Records shown ▸
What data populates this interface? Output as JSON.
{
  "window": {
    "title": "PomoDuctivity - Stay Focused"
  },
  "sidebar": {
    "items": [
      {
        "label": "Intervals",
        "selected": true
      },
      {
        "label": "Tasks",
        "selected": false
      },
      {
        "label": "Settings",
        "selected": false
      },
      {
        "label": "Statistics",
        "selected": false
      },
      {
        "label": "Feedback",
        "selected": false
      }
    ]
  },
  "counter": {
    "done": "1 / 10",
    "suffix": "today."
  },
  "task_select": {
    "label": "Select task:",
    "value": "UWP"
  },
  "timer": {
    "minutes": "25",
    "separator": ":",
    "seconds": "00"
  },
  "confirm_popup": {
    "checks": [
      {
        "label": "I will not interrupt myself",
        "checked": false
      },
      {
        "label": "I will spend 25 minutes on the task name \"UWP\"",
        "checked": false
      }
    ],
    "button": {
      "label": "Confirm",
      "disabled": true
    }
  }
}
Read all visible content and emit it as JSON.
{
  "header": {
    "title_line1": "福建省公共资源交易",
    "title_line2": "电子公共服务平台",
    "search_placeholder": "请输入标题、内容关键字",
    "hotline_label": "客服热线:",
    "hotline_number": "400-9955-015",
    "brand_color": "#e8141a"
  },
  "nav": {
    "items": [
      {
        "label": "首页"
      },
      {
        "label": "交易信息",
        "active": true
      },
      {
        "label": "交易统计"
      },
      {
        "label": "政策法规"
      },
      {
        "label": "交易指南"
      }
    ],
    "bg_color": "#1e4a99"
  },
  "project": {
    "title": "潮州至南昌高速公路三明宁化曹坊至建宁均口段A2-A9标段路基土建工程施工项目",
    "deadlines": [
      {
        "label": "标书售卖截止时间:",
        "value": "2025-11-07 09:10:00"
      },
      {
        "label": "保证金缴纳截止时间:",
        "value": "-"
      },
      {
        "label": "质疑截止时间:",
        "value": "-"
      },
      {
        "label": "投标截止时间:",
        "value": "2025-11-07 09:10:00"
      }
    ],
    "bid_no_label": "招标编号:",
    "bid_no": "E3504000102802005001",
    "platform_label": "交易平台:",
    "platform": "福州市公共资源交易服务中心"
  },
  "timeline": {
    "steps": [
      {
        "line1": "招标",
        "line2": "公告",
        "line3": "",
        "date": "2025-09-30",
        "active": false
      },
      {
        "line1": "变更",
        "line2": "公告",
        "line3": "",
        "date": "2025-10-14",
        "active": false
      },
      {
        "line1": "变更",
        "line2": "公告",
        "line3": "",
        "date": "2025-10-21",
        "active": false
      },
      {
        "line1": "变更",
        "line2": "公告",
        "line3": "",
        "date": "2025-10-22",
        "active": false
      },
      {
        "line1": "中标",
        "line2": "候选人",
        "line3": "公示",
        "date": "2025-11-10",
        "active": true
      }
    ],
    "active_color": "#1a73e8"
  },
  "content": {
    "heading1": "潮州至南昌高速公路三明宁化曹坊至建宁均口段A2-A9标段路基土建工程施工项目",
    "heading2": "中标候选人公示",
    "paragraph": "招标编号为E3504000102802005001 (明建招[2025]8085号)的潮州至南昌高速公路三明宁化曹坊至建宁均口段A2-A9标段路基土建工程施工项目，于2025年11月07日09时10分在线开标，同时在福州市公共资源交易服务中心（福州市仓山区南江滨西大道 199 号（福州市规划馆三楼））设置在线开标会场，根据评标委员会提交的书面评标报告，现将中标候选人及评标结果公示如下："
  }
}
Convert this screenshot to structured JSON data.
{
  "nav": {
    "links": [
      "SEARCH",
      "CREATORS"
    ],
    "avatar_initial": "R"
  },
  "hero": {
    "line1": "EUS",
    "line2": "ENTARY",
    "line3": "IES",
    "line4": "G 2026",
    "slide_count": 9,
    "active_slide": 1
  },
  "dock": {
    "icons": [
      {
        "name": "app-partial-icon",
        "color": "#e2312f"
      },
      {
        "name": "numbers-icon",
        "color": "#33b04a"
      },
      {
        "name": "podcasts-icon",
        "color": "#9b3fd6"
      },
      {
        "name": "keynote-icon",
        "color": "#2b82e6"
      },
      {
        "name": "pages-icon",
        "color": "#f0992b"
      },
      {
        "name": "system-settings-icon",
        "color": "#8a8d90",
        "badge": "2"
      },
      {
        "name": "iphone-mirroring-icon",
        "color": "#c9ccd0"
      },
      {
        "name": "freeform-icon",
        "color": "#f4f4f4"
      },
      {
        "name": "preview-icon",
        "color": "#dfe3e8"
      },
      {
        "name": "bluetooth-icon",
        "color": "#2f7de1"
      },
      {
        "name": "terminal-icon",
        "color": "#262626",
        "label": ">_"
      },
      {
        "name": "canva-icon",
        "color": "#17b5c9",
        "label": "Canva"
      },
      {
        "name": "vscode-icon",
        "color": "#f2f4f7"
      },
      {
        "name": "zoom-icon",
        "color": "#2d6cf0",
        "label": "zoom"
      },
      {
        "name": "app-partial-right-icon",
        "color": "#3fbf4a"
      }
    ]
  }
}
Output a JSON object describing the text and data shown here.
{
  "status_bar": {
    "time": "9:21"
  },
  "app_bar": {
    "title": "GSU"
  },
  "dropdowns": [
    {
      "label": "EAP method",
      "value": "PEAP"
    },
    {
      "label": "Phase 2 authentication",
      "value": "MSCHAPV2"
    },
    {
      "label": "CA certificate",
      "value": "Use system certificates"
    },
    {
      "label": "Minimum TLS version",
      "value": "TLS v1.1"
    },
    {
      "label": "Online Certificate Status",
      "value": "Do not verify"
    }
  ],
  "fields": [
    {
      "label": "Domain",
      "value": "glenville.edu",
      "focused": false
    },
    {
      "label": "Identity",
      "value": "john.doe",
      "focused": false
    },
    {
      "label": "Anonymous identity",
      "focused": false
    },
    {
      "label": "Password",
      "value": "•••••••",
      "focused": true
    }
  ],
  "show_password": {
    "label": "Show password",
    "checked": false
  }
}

Problem ▸ Restate the data above exactly, keeping each word as it stands.

Result for this exercise ▸
What data populates this interface? Output as JSON.
{
  "window": {
    "title": "PomoDuctivity - Stay Focused"
  },
  "sidebar": {
    "items": [
      {
        "label": "Intervals",
        "selected": true
      },
      {
        "label": "Tasks",
        "selected": false
      },
      {
        "label": "Settings",
        "selected": false
      },
      {
        "label": "Statistics",
        "selected": false
      },
      {
        "label": "Feedback",
        "selected": false
      }
    ]
  },
  "counter": {
    "done": "1 / 10",
    "suffix": "today."
  },
  "task_select": {
    "label": "Select task:",
    "value": "UWP"
  },
  "timer": {
    "minutes": "25",
    "separator": ":",
    "seconds": "00"
  },
  "confirm_popup": {
    "checks": [
      {
        "label": "I will not interrupt myself",
        "checked": false
      },
      {
        "label": "I will spend 25 minutes on the task name \"UWP\"",
        "checked": false
      }
    ],
    "button": {
      "label": "Confirm",
      "disabled": true
    }
  }
}
Read all visible content and emit it as JSON.
{
  "header": {
    "title_line1": "福建省公共资源交易",
    "title_line2": "电子公共服务平台",
    "search_placeholder": "请输入标题、内容关键字",
    "hotline_label": "客服热线:",
    "hotline_number": "400-9955-015",
    "brand_color": "#e8141a"
  },
  "nav": {
    "items": [
      {
        "label": "首页"
      },
      {
        "label": "交易信息",
        "active": true
      },
      {
        "label": "交易统计"
      },
      {
        "label": "政策法规"
      },
      {
        "label": "交易指南"
      }
    ],
    "bg_color": "#1e4a99"
  },
  "project": {
    "title": "潮州至南昌高速公路三明宁化曹坊至建宁均口段A2-A9标段路基土建工程施工项目",
    "deadlines": [
      {
        "label": "标书售卖截止时间:",
        "value": "2025-11-07 09:10:00"
      },
      {
        "label": "保证金缴纳截止时间:",
        "value": "-"
      },
      {
        "label": "质疑截止时间:",
        "value": "-"
      },
      {
        "label": "投标截止时间:",
        "value": "2025-11-07 09:10:00"
      }
    ],
    "bid_no_label": "招标编号:",
    "bid_no": "E3504000102802005001",
    "platform_label": "交易平台:",
    "platform": "福州市公共资源交易服务中心"
  },
  "timeline": {
    "steps": [
      {
        "line1": "招标",
        "line2": "公告",
        "line3": "",
        "date": "2025-09-30",
        "active": false
      },
      {
        "line1": "变更",
        "line2": "公告",
        "line3": "",
        "date": "2025-10-14",
        "active": false
      },
      {
        "line1": "变更",
        "line2": "公告",
        "line3": "",
        "date": "2025-10-21",
        "active": false
      },
      {
        "line1": "变更",
        "line2": "公告",
        "line3": "",
        "date": "2025-10-22",
        "active": false
      },
      {
        "line1": "中标",
        "line2": "候选人",
        "line3": "公示",
        "date": "2025-11-10",
        "active": true
      }
    ],
    "active_color": "#1a73e8"
  },
  "content": {
    "heading1": "潮州至南昌高速公路三明宁化曹坊至建宁均口段A2-A9标段路基土建工程施工项目",
    "heading2": "中标候选人公示",
    "paragraph": "招标编号为E3504000102802005001 (明建招[2025]8085号)的潮州至南昌高速公路三明宁化曹坊至建宁均口段A2-A9标段路基土建工程施工项目，于2025年11月07日09时10分在线开标，同时在福州市公共资源交易服务中心（福州市仓山区南江滨西大道 199 号（福州市规划馆三楼））设置在线开标会场，根据评标委员会提交的书面评标报告，现将中标候选人及评标结果公示如下："
  }
}
Convert this screenshot to structured JSON data.
{
  "nav": {
    "links": [
      "SEARCH",
      "CREATORS"
    ],
    "avatar_initial": "R"
  },
  "hero": {
    "line1": "EUS",
    "line2": "ENTARY",
    "line3": "IES",
    "line4": "G 2026",
    "slide_count": 9,
    "active_slide": 1
  },
  "dock": {
    "icons": [
      {
        "name": "app-partial-icon",
        "color": "#e2312f"
      },
      {
        "name": "numbers-icon",
        "color": "#33b04a"
      },
      {
        "name": "podcasts-icon",
        "color": "#9b3fd6"
      },
      {
        "name": "keynote-icon",
        "color": "#2b82e6"
      },
      {
        "name": "pages-icon",
        "color": "#f0992b"
      },
      {
        "name": "system-settings-icon",
        "color": "#8a8d90",
        "badge": "2"
      },
      {
        "name": "iphone-mirroring-icon",
        "color": "#c9ccd0"
      },
      {
        "name": "freeform-icon",
        "color": "#f4f4f4"
      },
      {
        "name": "preview-icon",
        "color": "#dfe3e8"
      },
      {
        "name": "bluetooth-icon",
        "color": "#2f7de1"
      },
      {
        "name": "terminal-icon",
        "color": "#262626",
        "label": ">_"
      },
      {
        "name": "canva-icon",
        "color": "#17b5c9",
        "label": "Canva"
      },
      {
        "name": "vscode-icon",
        "color": "#f2f4f7"
      },
      {
        "name": "zoom-icon",
        "color": "#2d6cf0",
        "label": "zoom"
      },
      {
        "name": "app-partial-right-icon",
        "color": "#3fbf4a"
      }
    ]
  }
}
Output a JSON object describing the text and data shown here.
{
  "status_bar": {
    "time": "9:21"
  },
  "app_bar": {
    "title": "GSU"
  },
  "dropdowns": [
    {
      "label": "EAP method",
      "value": "PEAP"
    },
    {
      "label": "Phase 2 authentication",
      "value": "MSCHAPV2"
    },
    {
      "label": "CA certificate",
      "value": "Use system certificates"
    },
    {
      "label": "Minimum TLS version",
      "value": "TLS v1.1"
    },
    {
      "label": "Online Certificate Status",
      "value": "Do not verify"
    }
  ],
  "fields": [
    {
      "label": "Domain",
      "value": "glenville.edu",
      "focused": false
    },
    {
      "label": "Identity",
      "value": "john.doe",
      "focused": false
    },
    {
      "label": "Anonymous identity",
      "focused": false
    },
    {
      "label": "Password",
      "value": "•••••••",
      "focused": true
    }
  ],
  "show_password": {
    "label": "Show password",
    "checked": false
  }
}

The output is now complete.